SUPPLIED MATERIAL:
----

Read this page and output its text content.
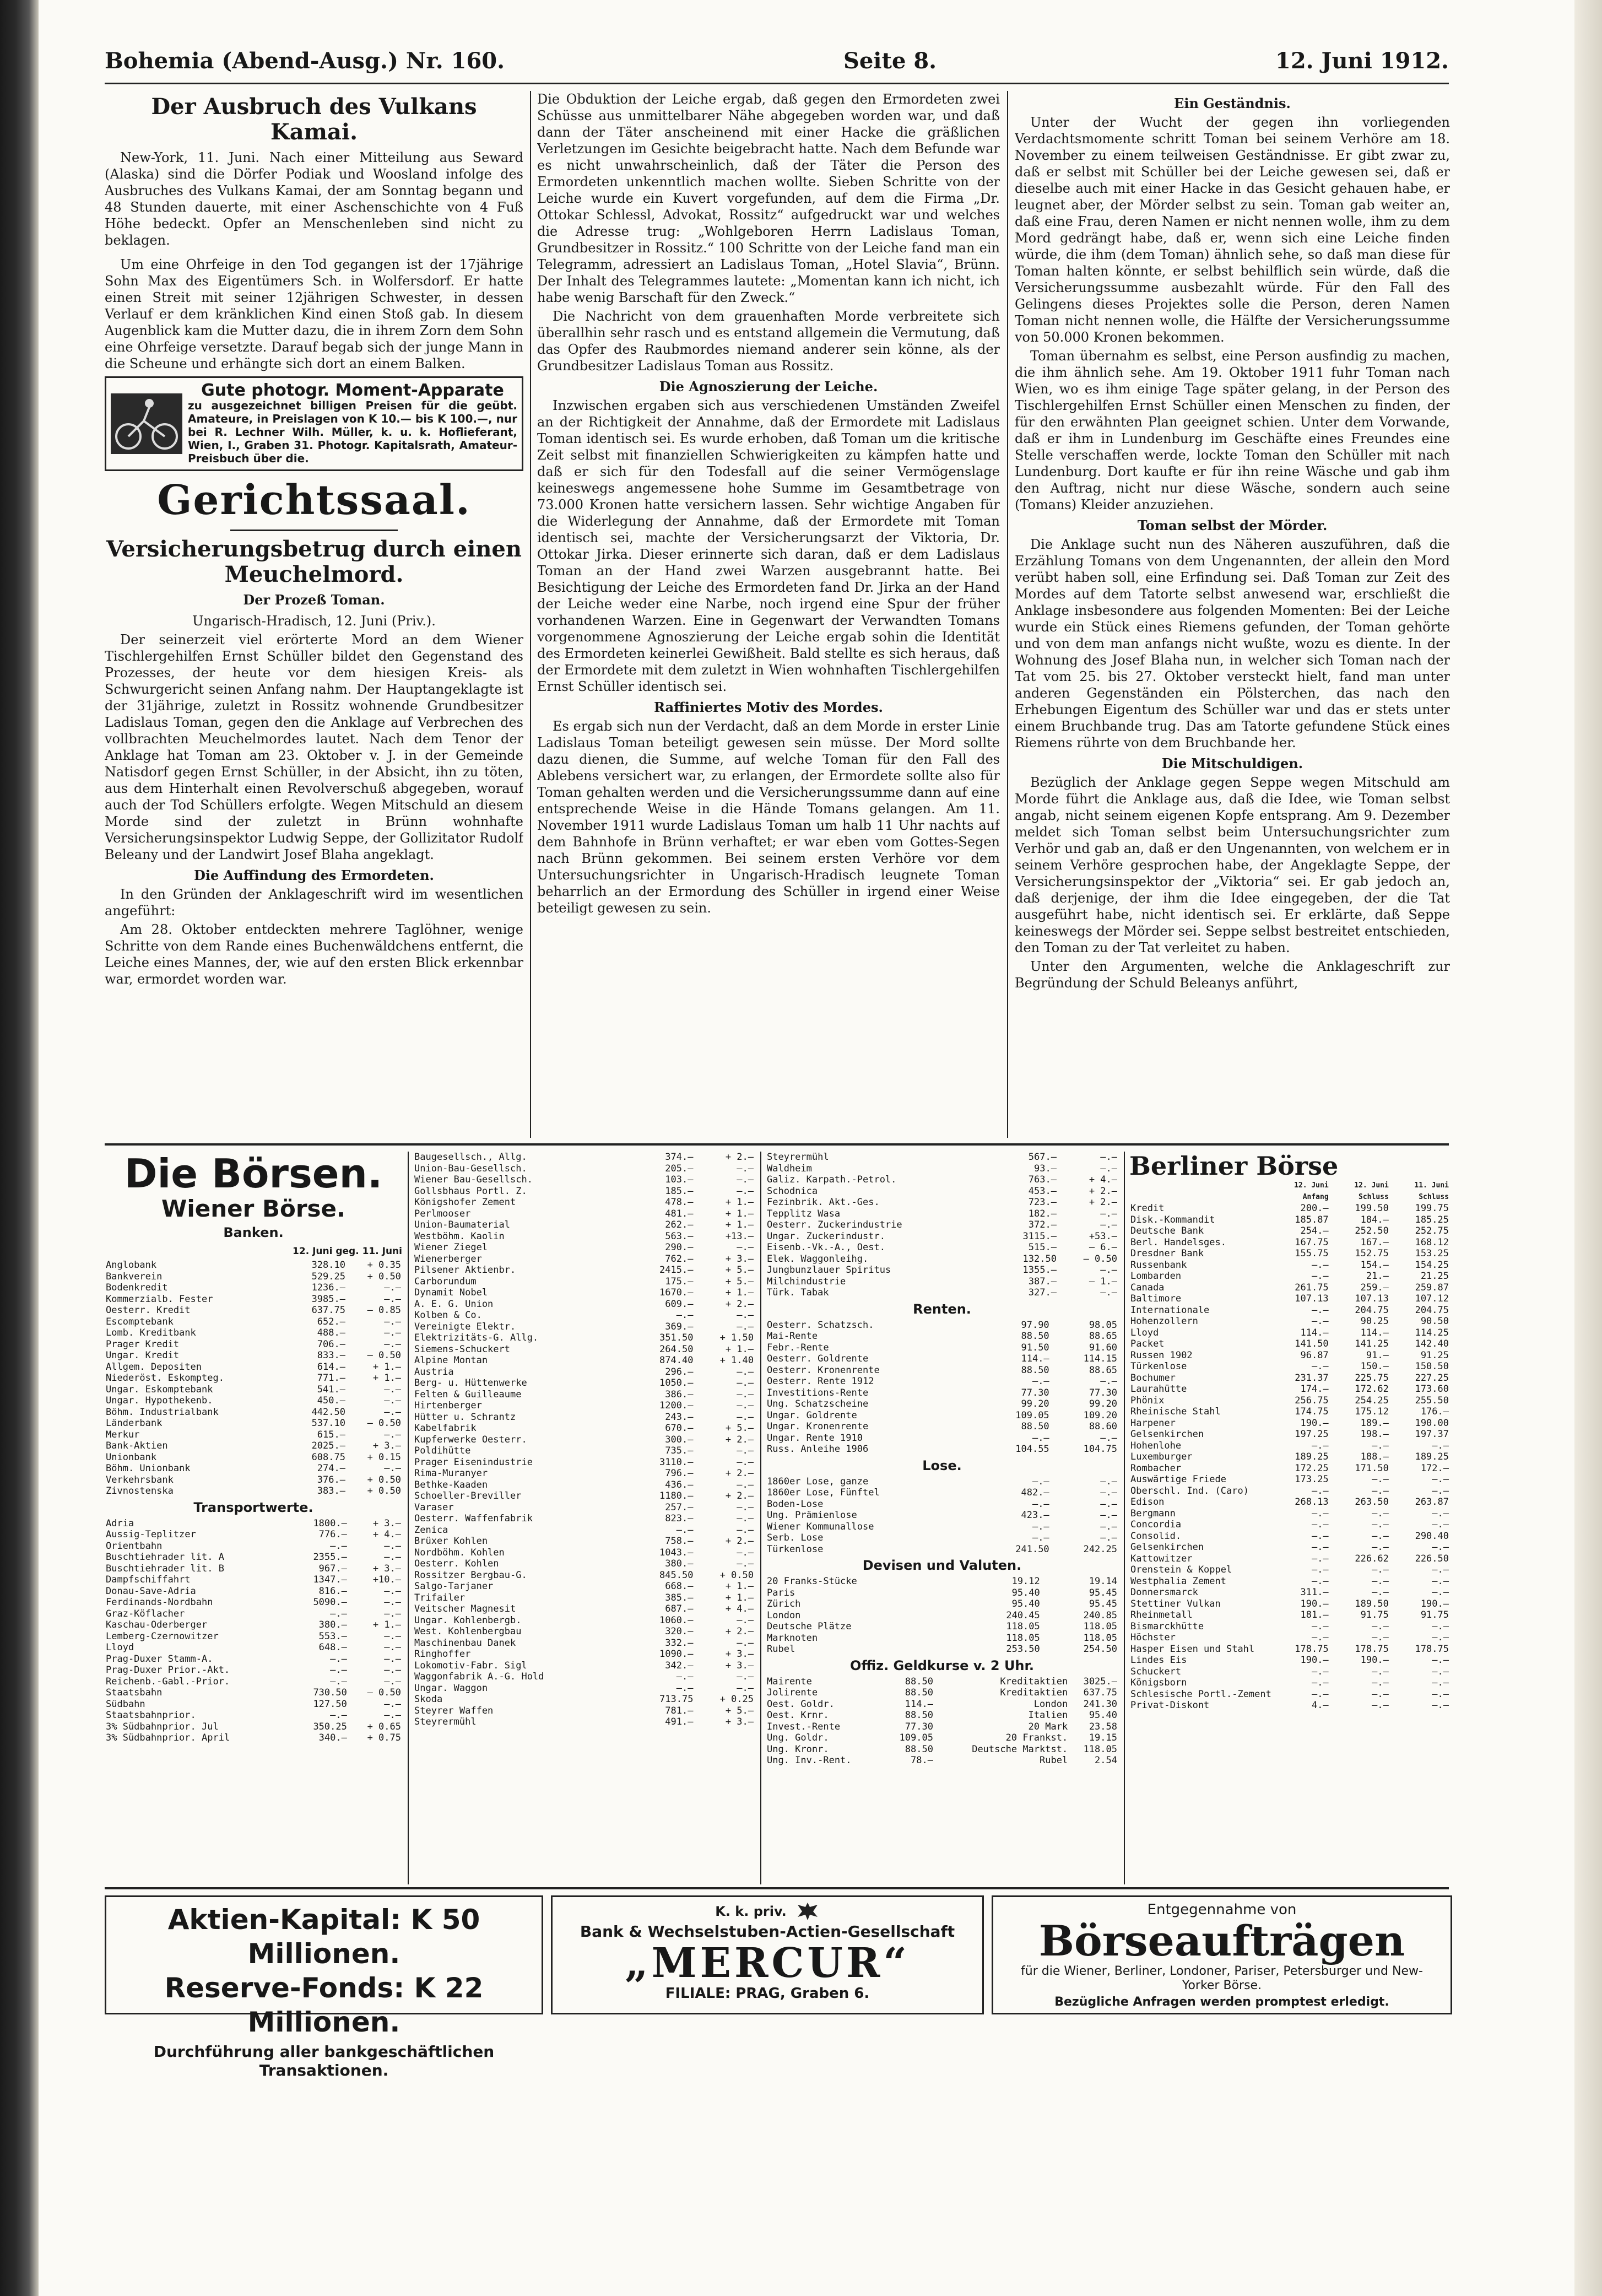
Bohemia (Abend-Ausg.) Nr. 160.	Seite 8.	12. Juni 1912.
Der Ausbruch des Vulkans Kamai.

New-York, 11. Juni. Nach einer Mitteilung aus Seward (Alaska) sind die Dörfer Podiak und Woosland infolge des Ausbruches des Vulkans Kamai, der am Sonntag begann und 48 Stunden dauerte, mit einer Aschenschichte von 4 Fuß Höhe bedeckt. Opfer an Menschenleben sind nicht zu beklagen.

Um eine Ohrfeige in den Tod gegangen ist der 17jährige Sohn Max des Eigentümers Sch. in Wolfersdorf. Er hatte einen Streit mit seiner 12jährigen Schwester, in dessen Verlauf er dem kränklichen Kind einen Stoß gab. In diesem Augenblick kam die Mutter dazu, die in ihrem Zorn dem Sohn eine Ohrfeige versetzte. Darauf begab sich der junge Mann in die Scheune und erhängte sich dort an einem Balken.

Gute photogr. Moment-Apparate
zu ausgezeichnet billigen Preisen für die geübt. Amateure, in Preislagen von K 10.— bis K 100.—, nur bei R. Lechner Wilh. Müller, k. u. k. Hoflieferant, Wien, I., Graben 31. Photogr. Kapitalsrath, Amateur-Preisbuch über die.
Gerichtssaal.
Versicherungsbetrug durch einen Meuchelmord.
Der Prozeß Toman.
Ungarisch-Hradisch, 12. Juni (Priv.).

Der seinerzeit viel erörterte Mord an dem Wiener Tischlergehilfen Ernst Schüller bildet den Gegenstand des Prozesses, der heute vor dem hiesigen Kreis- als Schwurgericht seinen Anfang nahm. Der Hauptangeklagte ist der 31jährige, zuletzt in Rossitz wohnende Grundbesitzer Ladislaus Toman, gegen den die Anklage auf Verbrechen des vollbrachten Meuchelmordes lautet. Nach dem Tenor der Anklage hat Toman am 23. Oktober v. J. in der Gemeinde Natisdorf gegen Ernst Schüller, in der Absicht, ihn zu töten, aus dem Hinterhalt einen Revolverschuß abgegeben, worauf auch der Tod Schüllers erfolgte. Wegen Mitschuld an diesem Morde sind der zuletzt in Brünn wohnhafte Versicherungsinspektor Ludwig Seppe, der Gollizitator Rudolf Beleany und der Landwirt Josef Blaha angeklagt.

Die Auffindung des Ermordeten.

In den Gründen der Anklageschrift wird im wesentlichen angeführt:

Am 28. Oktober entdeckten mehrere Taglöhner, wenige Schritte von dem Rande eines Buchenwäldchens entfernt, die Leiche eines Mannes, der, wie auf den ersten Blick erkennbar war, ermordet worden war.

Die Obduktion der Leiche ergab, daß gegen den Ermordeten zwei Schüsse aus unmittelbarer Nähe abgegeben worden war, und daß dann der Täter anscheinend mit einer Hacke die gräßlichen Verletzungen im Gesichte beigebracht hatte. Nach dem Befunde war es nicht unwahrscheinlich, daß der Täter die Person des Ermordeten unkenntlich machen wollte. Sieben Schritte von der Leiche wurde ein Kuvert vorgefunden, auf dem die Firma „Dr. Ottokar Schlessl, Advokat, Rossitz“ aufgedruckt war und welches die Adresse trug: „Wohlgeboren Herrn Ladislaus Toman, Grundbesitzer in Rossitz.“ 100 Schritte von der Leiche fand man ein Telegramm, adressiert an Ladislaus Toman, „Hotel Slavia“, Brünn. Der Inhalt des Telegrammes lautete: „Momentan kann ich nicht, ich habe wenig Barschaft für den Zweck.“

Die Nachricht von dem grauenhaften Morde verbreitete sich überallhin sehr rasch und es entstand allgemein die Vermutung, daß das Opfer des Raubmordes niemand anderer sein könne, als der Grundbesitzer Ladislaus Toman aus Rossitz.

Die Agnoszierung der Leiche.

Inzwischen ergaben sich aus verschiedenen Umständen Zweifel an der Richtigkeit der Annahme, daß der Ermordete mit Ladislaus Toman identisch sei. Es wurde erhoben, daß Toman um die kritische Zeit selbst mit finanziellen Schwierigkeiten zu kämpfen hatte und daß er sich für den Todesfall auf die seiner Vermögenslage keineswegs angemessene hohe Summe im Gesamtbetrage von 73.000 Kronen hatte versichern lassen. Sehr wichtige Angaben für die Widerlegung der Annahme, daß der Ermordete mit Toman identisch sei, machte der Versicherungsarzt der Viktoria, Dr. Ottokar Jirka. Dieser erinnerte sich daran, daß er dem Ladislaus Toman an der Hand zwei Warzen ausgebrannt hatte. Bei Besichtigung der Leiche des Ermordeten fand Dr. Jirka an der Hand der Leiche weder eine Narbe, noch irgend eine Spur der früher vorhandenen Warzen. Eine in Gegenwart der Verwandten Tomans vorgenommene Agnoszierung der Leiche ergab sohin die Identität des Ermordeten keinerlei Gewißheit. Bald stellte es sich heraus, daß der Ermordete mit dem zuletzt in Wien wohnhaften Tischlergehilfen Ernst Schüller identisch sei.

Raffiniertes Motiv des Mordes.

Es ergab sich nun der Verdacht, daß an dem Morde in erster Linie Ladislaus Toman beteiligt gewesen sein müsse. Der Mord sollte dazu dienen, die Summe, auf welche Toman für den Fall des Ablebens versichert war, zu erlangen, der Ermordete sollte also für Toman gehalten werden und die Versicherungssumme dann auf eine entsprechende Weise in die Hände Tomans gelangen. Am 11. November 1911 wurde Ladislaus Toman um halb 11 Uhr nachts auf dem Bahnhofe in Brünn verhaftet; er war eben vom Gottes-Segen nach Brünn gekommen. Bei seinem ersten Verhöre vor dem Untersuchungsrichter in Ungarisch-Hradisch leugnete Toman beharrlich an der Ermordung des Schüller in irgend einer Weise beteiligt gewesen zu sein.

Ein Geständnis.

Unter der Wucht der gegen ihn vorliegenden Verdachtsmomente schritt Toman bei seinem Verhöre am 18. November zu einem teilweisen Geständnisse. Er gibt zwar zu, daß er selbst mit Schüller bei der Leiche gewesen sei, daß er dieselbe auch mit einer Hacke in das Gesicht gehauen habe, er leugnet aber, der Mörder selbst zu sein. Toman gab weiter an, daß eine Frau, deren Namen er nicht nennen wolle, ihm zu dem Mord gedrängt habe, daß er, wenn sich eine Leiche finden würde, die ihm (dem Toman) ähnlich sehe, so daß man diese für Toman halten könnte, er selbst behilflich sein würde, daß die Versicherungssumme ausbezahlt würde. Für den Fall des Gelingens dieses Projektes solle die Person, deren Namen Toman nicht nennen wolle, die Hälfte der Versicherungssumme von 50.000 Kronen bekommen.

Toman übernahm es selbst, eine Person ausfindig zu machen, die ihm ähnlich sehe. Am 19. Oktober 1911 fuhr Toman nach Wien, wo es ihm einige Tage später gelang, in der Person des Tischlergehilfen Ernst Schüller einen Menschen zu finden, der für den erwähnten Plan geeignet schien. Unter dem Vorwande, daß er ihm in Lundenburg im Geschäfte eines Freundes eine Stelle verschaffen werde, lockte Toman den Schüller mit nach Lundenburg. Dort kaufte er für ihn reine Wäsche und gab ihm den Auftrag, nicht nur diese Wäsche, sondern auch seine (Tomans) Kleider anzuziehen.

Toman selbst der Mörder.

Die Anklage sucht nun des Näheren auszuführen, daß die Erzählung Tomans von dem Ungenannten, der allein den Mord verübt haben soll, eine Erfindung sei. Daß Toman zur Zeit des Mordes auf dem Tatorte selbst anwesend war, erschließt die Anklage insbesondere aus folgenden Momenten: Bei der Leiche wurde ein Stück eines Riemens gefunden, der Toman gehörte und von dem man anfangs nicht wußte, wozu es diente. In der Wohnung des Josef Blaha nun, in welcher sich Toman nach der Tat vom 25. bis 27. Oktober versteckt hielt, fand man unter anderen Gegenständen ein Pölsterchen, das nach den Erhebungen Eigentum des Schüller war und das er stets unter einem Bruchbande trug. Das am Tatorte gefundene Stück eines Riemens rührte von dem Bruchbande her.

Die Mitschuldigen.

Bezüglich der Anklage gegen Seppe wegen Mitschuld am Morde führt die Anklage aus, daß die Idee, wie Toman selbst angab, nicht seinem eigenen Kopfe entsprang. Am 9. Dezember meldet sich Toman selbst beim Untersuchungsrichter zum Verhör und gab an, daß er den Ungenannten, von welchem er in seinem Verhöre gesprochen habe, der Angeklagte Seppe, der Versicherungsinspektor der „Viktoria“ sei. Er gab jedoch an, daß derjenige, der ihm die Idee eingegeben, der die Tat ausgeführt habe, nicht identisch sei. Er erklärte, daß Seppe keineswegs der Mörder sei. Seppe selbst bestreitet entschieden, den Toman zu der Tat verleitet zu haben.

Unter den Argumenten, welche die Anklageschrift zur Begründung der Schuld Beleanys anführt,

Die Börsen.
Wiener Börse.
Banken.
12. Juni geg. 11. Juni
Anglobank	328.10	+ 0.35
Bankverein	529.25	+ 0.50
Bodenkredit	1236.—	—.—
Kommerzialb. Fester	3985.—	—.—
Oesterr. Kredit	637.75	— 0.85
Escomptebank	652.—	—.—
Lomb. Kreditbank	488.—	—.—
Prager Kredit	706.—	—.—
Ungar. Kredit	833.—	— 0.50
Allgem. Depositen	614.—	+ 1.—
Niederöst. Eskompteg.	771.—	+ 1.—
Ungar. Eskomptebank	541.—	—.—
Ungar. Hypothekenb.	450.—	—.—
Böhm. Industrialbank	442.50	—.—
Länderbank	537.10	— 0.50
Merkur	615.—	—.—
Bank-Aktien	2025.—	+ 3.—
Unionbank	608.75	+ 0.15
Böhm. Unionbank	274.—	—.—
Verkehrsbank	376.—	+ 0.50
Zivnostenska	383.—	+ 0.50
Transportwerte.
Adria	1800.—	+ 3.—
Aussig-Teplitzer	776.—	+ 4.—
Orientbahn	—.—	—.—
Buschtiehrader lit. A	2355.—	—.—
Buschtiehrader lit. B	967.—	+ 3.—
Dampfschiffahrt	1347.—	+10.—
Donau-Save-Adria	816.—	—.—
Ferdinands-Nordbahn	5090.—	—.—
Graz-Köflacher	—.—	—.—
Kaschau-Oderberger	380.—	+ 1.—
Lemberg-Czernowitzer	553.—	—.—
Lloyd	648.—	—.—
Prag-Duxer Stamm-A.	—.—	—.—
Prag-Duxer Prior.-Akt.	—.—	—.—
Reichenb.-Gabl.-Prior.	—.—	—.—
Staatsbahn	730.50	— 0.50
Südbahn	127.50	—.—
Staatsbahnprior.	—.—	—.—
3% Südbahnprior. Jul	350.25	+ 0.65
3% Südbahnprior. April	340.—	+ 0.75
Baugesellsch., Allg.	374.—	+ 2.—
Union-Bau-Gesellsch.	205.—	—.—
Wiener Bau-Gesellsch.	103.—	—.—
Gollsbhaus Portl. Z.	185.—	—.—
Königshofer Zement	478.—	+ 1.—
Perlmooser	481.—	+ 1.—
Union-Baumaterial	262.—	+ 1.—
Westböhm. Kaolin	563.—	+13.—
Wiener Ziegel	290.—	—.—
Wienerberger	762.—	+ 3.—
Pilsener Aktienbr.	2415.—	+ 5.—
Carborundum	175.—	+ 5.—
Dynamit Nobel	1670.—	+ 1.—
A. E. G. Union	609.—	+ 2.—
Kolben & Co.	—.—	—.—
Vereinigte Elektr.	369.—	—.—
Elektrizitäts-G. Allg.	351.50	+ 1.50
Siemens-Schuckert	264.50	+ 1.—
Alpine Montan	874.40	+ 1.40
Austria	296.—	—.—
Berg- u. Hüttenwerke	1050.—	—.—
Felten & Guilleaume	386.—	—.—
Hirtenberger	1200.—	—.—
Hütter u. Schrantz	243.—	—.—
Kabelfabrik	670.—	+ 5.—
Kupferwerke Oesterr.	300.—	+ 2.—
Poldihütte	735.—	—.—
Prager Eisenindustrie	3110.—	—.—
Rima-Muranyer	796.—	+ 2.—
Bethke-Kaaden	436.—	—.—
Schoeller-Breviller	1180.—	+ 2.—
Varaser	257.—	—.—
Oesterr. Waffenfabrik	823.—	—.—
Zenica	—.—	—.—
Brüxer Kohlen	758.—	+ 2.—
Nordböhm. Kohlen	1043.—	—.—
Oesterr. Kohlen	380.—	—.—
Rossitzer Bergbau-G.	845.50	+ 0.50
Salgo-Tarjaner	668.—	+ 1.—
Trifailer	385.—	+ 1.—
Veitscher Magnesit	687.—	+ 4.—
Ungar. Kohlenbergb.	1060.—	—.—
West. Kohlenbergbau	320.—	+ 2.—
Maschinenbau Danek	332.—	—.—
Ringhoffer	1090.—	+ 3.—
Lokomotiv-Fabr. Sigl	342.—	+ 3.—
Waggonfabrik A.-G. Hold	—.—	—.—
Ungar. Waggon	—.—	—.—
Skoda	713.75	+ 0.25
Steyrer Waffen	781.—	+ 5.—
Steyrermühl	491.—	+ 3.—
Steyrermühl	567.—	—.—
Waldheim	93.—	—.—
Galiz. Karpath.-Petrol.	763.—	+ 4.—
Schodnica	453.—	+ 2.—
Fezinbrik. Akt.-Ges.	723.—	+ 2.—
Tepplitz Wasa	182.—	—.—
Oesterr. Zuckerindustrie	372.—	—.—
Ungar. Zuckerindustr.	3115.—	+53.—
Eisenb.-Vk.-A., Oest.	515.—	— 6.—
Elek. Waggonleihg.	132.50	— 0.50
Jungbunzlauer Spiritus	1355.—	—.—
Milchindustrie	387.—	— 1.—
Türk. Tabak	327.—	—.—
Renten.
Oesterr. Schatzsch.	97.90	98.05
Mai-Rente	88.50	88.65
Febr.-Rente	91.50	91.60
Oesterr. Goldrente	114.—	114.15
Oesterr. Kronenrente	88.50	88.65
Oesterr. Rente 1912	—.—	—.—
Investitions-Rente	77.30	77.30
Ung. Schatzscheine	99.20	99.20
Ungar. Goldrente	109.05	109.20
Ungar. Kronenrente	88.50	88.60
Ungar. Rente 1910	—.—	—.—
Russ. Anleihe 1906	104.55	104.75
Lose.
1860er Lose, ganze	—.—	—.—
1860er Lose, Fünftel	482.—	—.—
Boden-Lose	—.—	—.—
Ung. Prämienlose	423.—	—.—
Wiener Kommunallose	—.—	—.—
Serb. Lose	—.—	—.—
Türkenlose	241.50	242.25
Devisen und Valuten.
20 Franks-Stücke	19.12	19.14
Paris	95.40	95.45
Zürich	95.40	95.45
London	240.45	240.85
Deutsche Plätze	118.05	118.05
Marknoten	118.05	118.05
Rubel	253.50	254.50
Offiz. Geldkurse v. 2 Uhr.
Mairente	88.50	Kreditaktien	3025.—
Jolirente	88.50	Kreditaktien	637.75
Oest. Goldr.	114.—	London	241.30
Oest. Krnr.	88.50	Italien	95.40
Invest.-Rente	77.30	20 Mark	23.58
Ung. Goldr.	109.05	20 Frankst.	19.15
Ung. Kronr.	88.50	Deutsche Marktst.	118.05
Ung. Inv.-Rent.	78.—	Rubel	2.54
Berliner Börse
	12. Juni Anfang	12. Juni Schluss	11. Juni Schluss
Kredit	200.—	199.50	199.75
Disk.-Kommandit	185.87	184.—	185.25
Deutsche Bank	254.—	252.50	252.75
Berl. Handelsges.	167.75	167.—	168.12
Dresdner Bank	155.75	152.75	153.25
Russenbank	—.—	154.—	154.25
Lombarden	—.—	21.—	21.25
Canada	261.75	259.—	259.87
Baltimore	107.13	107.13	107.12
Internationale	—.—	204.75	204.75
Hohenzollern	—.—	90.25	90.50
Lloyd	114.—	114.—	114.25
Packet	141.50	141.25	142.40
Russen 1902	96.87	91.—	91.25
Türkenlose	—.—	150.—	150.50
Bochumer	231.37	225.75	227.25
Laurahütte	174.—	172.62	173.60
Phönix	256.75	254.25	255.50
Rheinische Stahl	174.75	175.12	176.—
Harpener	190.—	189.—	190.00
Gelsenkirchen	197.25	198.—	197.37
Hohenlohe	—.—	—.—	—.—
Luxemburger	189.25	188.—	189.25
Rombacher	172.25	171.50	172.—
Auswärtige Friede	173.25	—.—	—.—
Oberschl. Ind. (Caro)	—.—	—.—	—.—
Edison	268.13	263.50	263.87
Bergmann	—.—	—.—	—.—
Concordia	—.—	—.—	—.—
Consolid.	—.—	—.—	290.40
Gelsenkirchen	—.—	—.—	—.—
Kattowitzer	—.—	226.62	226.50
Orenstein & Koppel	—.—	—.—	—.—
Westphalia Zement	—.—	—.—	—.—
Donnersmarck	311.—	—.—	—.—
Stettiner Vulkan	190.—	189.50	190.—
Rheinmetall	181.—	91.75	91.75
Bismarckhütte	—.—	—.—	—.—
Höchster	—.—	—.—	—.—
Hasper Eisen und Stahl	178.75	178.75	178.75
Lindes Eis	190.—	190.—	—.—
Schuckert	—.—	—.—	—.—
Königsborn	—.—	—.—	—.—
Schlesische Portl.-Zement	—.—	—.—	—.—
Privat-Diskont	4.—	—.—	—.—
Aktien-Kapital: K 50 Millionen.
Reserve-Fonds: K 22 Millionen.
Durchführung aller bankgeschäftlichen Transaktionen.
K. k. priv.
Bank & Wechselstuben-Actien-Gesellschaft
„MERCUR“
FILIALE: PRAG, Graben 6.
Entgegennahme von
Börseaufträgen
für die Wiener, Berliner, Londoner, Pariser, Petersburger und New-Yorker Börse.
Bezügliche Anfragen werden promptest erledigt.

----

PROBLEM REQUIREMENTS: If a line in the data above holds the string "ähnlich", report that line.

ANSWER:
Unter der Wucht der gegen ihn vorliegenden Verdachtsmomente schritt Toman bei seinem Verhöre am 18. November zu einem teilweisen Geständnisse. Er gibt zwar zu, daß er selbst mit Schüller bei der Leiche gewesen sei, daß er dieselbe auch mit einer Hacke in das Gesicht gehauen habe, er leugnet aber, der Mörder selbst zu sein. Toman gab weiter an, daß eine Frau, deren Namen er nicht nennen wolle, ihm zu dem Mord gedrängt habe, daß er, wenn sich eine Leiche finden würde, die ihm (dem Toman) ähnlich sehe, so daß man diese für Toman halten könnte, er selbst behilflich sein würde, daß die Versicherungssumme ausbezahlt würde. Für den Fall des Gelingens dieses Projektes solle die Person, deren Namen Toman nicht nennen wolle, die Hälfte der Versicherungssumme von 50.000 Kronen bekommen.
Toman übernahm es selbst, eine Person ausfindig zu machen, die ihm ähnlich sehe. Am 19. Oktober 1911 fuhr Toman nach Wien, wo es ihm einige Tage später gelang, in der Person des Tischlergehilfen Ernst Schüller einen Menschen zu finden, der für den erwähnten Plan geeignet schien. Unter dem Vorwande, daß er ihm in Lundenburg im Geschäfte eines Freundes eine Stelle verschaffen werde, lockte Toman den Schüller mit nach Lundenburg. Dort kaufte er für ihn reine Wäsche und gab ihm den Auftrag, nicht nur diese Wäsche, sondern auch seine (Tomans) Kleider anzuziehen.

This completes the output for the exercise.